>> begin

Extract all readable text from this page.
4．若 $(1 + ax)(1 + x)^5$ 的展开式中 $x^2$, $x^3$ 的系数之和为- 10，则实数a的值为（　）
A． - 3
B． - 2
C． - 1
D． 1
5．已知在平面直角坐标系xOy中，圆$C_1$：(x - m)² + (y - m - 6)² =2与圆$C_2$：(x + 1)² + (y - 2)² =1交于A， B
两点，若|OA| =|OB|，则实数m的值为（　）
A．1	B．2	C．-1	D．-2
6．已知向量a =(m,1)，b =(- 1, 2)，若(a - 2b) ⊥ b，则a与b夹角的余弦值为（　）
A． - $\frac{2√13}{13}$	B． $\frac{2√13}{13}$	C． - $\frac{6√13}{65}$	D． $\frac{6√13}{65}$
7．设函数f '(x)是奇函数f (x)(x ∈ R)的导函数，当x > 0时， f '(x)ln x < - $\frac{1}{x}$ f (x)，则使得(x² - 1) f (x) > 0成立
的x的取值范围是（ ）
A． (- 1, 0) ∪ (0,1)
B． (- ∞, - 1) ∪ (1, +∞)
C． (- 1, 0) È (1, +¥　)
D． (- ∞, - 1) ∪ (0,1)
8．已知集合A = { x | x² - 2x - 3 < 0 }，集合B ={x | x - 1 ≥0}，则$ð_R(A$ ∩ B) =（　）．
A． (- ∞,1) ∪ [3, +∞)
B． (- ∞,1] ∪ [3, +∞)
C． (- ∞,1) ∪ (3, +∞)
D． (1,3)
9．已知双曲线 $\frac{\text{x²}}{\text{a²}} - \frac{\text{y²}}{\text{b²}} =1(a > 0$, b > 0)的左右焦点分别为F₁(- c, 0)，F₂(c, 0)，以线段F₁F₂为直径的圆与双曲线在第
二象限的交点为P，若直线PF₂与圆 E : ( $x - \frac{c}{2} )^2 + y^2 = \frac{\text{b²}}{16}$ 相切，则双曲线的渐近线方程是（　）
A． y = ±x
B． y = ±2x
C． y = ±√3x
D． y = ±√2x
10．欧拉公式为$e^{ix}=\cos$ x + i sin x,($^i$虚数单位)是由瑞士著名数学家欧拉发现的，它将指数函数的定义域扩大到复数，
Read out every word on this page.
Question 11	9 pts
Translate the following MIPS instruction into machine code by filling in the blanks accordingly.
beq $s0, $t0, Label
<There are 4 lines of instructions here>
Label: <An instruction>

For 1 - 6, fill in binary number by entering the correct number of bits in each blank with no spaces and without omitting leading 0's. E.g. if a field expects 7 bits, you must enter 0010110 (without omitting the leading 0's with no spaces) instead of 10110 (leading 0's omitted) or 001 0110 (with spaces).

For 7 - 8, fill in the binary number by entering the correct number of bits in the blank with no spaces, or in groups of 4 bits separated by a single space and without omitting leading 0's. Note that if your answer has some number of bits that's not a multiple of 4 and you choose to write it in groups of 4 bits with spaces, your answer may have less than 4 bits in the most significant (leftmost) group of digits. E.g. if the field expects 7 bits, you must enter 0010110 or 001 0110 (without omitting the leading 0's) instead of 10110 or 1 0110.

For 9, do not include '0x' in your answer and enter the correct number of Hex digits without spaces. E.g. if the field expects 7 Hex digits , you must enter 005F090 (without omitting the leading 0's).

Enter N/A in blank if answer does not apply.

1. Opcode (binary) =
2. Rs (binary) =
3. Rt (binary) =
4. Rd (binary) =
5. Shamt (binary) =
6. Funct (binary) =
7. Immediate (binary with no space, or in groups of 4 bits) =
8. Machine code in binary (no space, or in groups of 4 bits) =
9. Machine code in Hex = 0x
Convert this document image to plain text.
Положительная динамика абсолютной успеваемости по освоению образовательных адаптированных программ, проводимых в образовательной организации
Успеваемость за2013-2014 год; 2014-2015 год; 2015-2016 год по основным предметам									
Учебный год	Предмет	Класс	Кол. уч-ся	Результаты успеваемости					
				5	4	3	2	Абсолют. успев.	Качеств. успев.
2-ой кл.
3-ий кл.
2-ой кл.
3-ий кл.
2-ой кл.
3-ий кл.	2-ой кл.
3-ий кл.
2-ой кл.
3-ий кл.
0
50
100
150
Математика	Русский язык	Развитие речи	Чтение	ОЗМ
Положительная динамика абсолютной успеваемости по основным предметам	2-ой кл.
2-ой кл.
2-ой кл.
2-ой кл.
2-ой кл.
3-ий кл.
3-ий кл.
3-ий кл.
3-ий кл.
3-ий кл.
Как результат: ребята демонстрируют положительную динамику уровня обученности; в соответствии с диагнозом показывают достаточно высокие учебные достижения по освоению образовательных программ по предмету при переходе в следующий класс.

>> end

= BRIEF =
Show each line in the entries that holds the string "groups".

= RESULT OF THE EXERCISE =
For 7 - 8, fill in the binary number by entering the correct number of bits in the blank with no spaces, or in groups of 4 bits separated by a single space and without omitting leading 0's. Note that if your answer has some number of bits that's not a multiple of 4 and you choose to write it in groups of 4 bits with spaces, your answer may have less than 4 bits in the most significant (leftmost) group of digits. E.g. if the field expects 7 bits, you must enter 0010110 or 001 0110 (without omitting the leading 0's) instead of 10110 or 1 0110.
7. Immediate (binary with no space, or in groups of 4 bits) =
8. Machine code in binary (no space, or in groups of 4 bits) =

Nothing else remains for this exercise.